→ What is needed
Quote each line of the material verbatim, without the pictures.
=== Records shown ===
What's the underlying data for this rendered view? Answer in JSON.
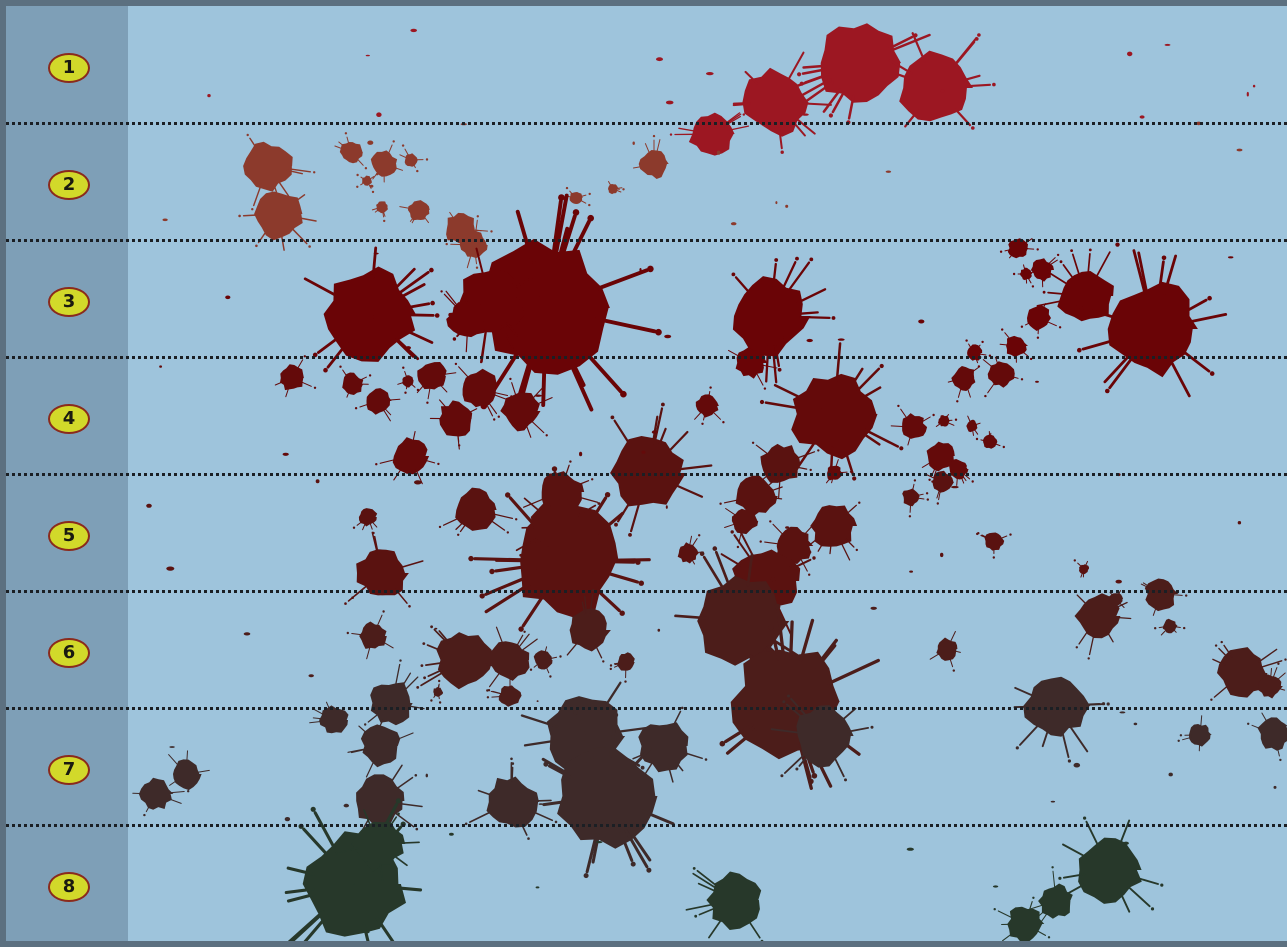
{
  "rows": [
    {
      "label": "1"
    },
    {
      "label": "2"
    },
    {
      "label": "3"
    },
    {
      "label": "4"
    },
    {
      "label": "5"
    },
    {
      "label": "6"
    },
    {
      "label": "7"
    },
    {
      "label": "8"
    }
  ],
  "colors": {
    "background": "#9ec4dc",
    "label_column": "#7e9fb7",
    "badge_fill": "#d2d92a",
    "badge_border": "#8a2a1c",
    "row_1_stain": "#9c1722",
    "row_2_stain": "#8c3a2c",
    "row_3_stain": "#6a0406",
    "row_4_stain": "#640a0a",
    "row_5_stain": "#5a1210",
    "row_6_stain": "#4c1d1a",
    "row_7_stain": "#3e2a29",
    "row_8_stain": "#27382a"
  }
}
===
→ Complete answer
What's the underlying data for this rendered view? Answer in JSON.
{
  "rows": [
    {
      "label": "1"
    },
    {
      "label": "2"
    },
    {
      "label": "3"
    },
    {
      "label": "4"
    },
    {
      "label": "5"
    },
    {
      "label": "6"
    },
    {
      "label": "7"
    },
    {
      "label": "8"
    }
  ],
  "colors": {
    "background": "#9ec4dc",
    "label_column": "#7e9fb7",
    "badge_fill": "#d2d92a",
    "badge_border": "#8a2a1c",
    "row_1_stain": "#9c1722",
    "row_2_stain": "#8c3a2c",
    "row_3_stain": "#6a0406",
    "row_4_stain": "#640a0a",
    "row_5_stain": "#5a1210",
    "row_6_stain": "#4c1d1a",
    "row_7_stain": "#3e2a29",
    "row_8_stain": "#27382a"
  }
}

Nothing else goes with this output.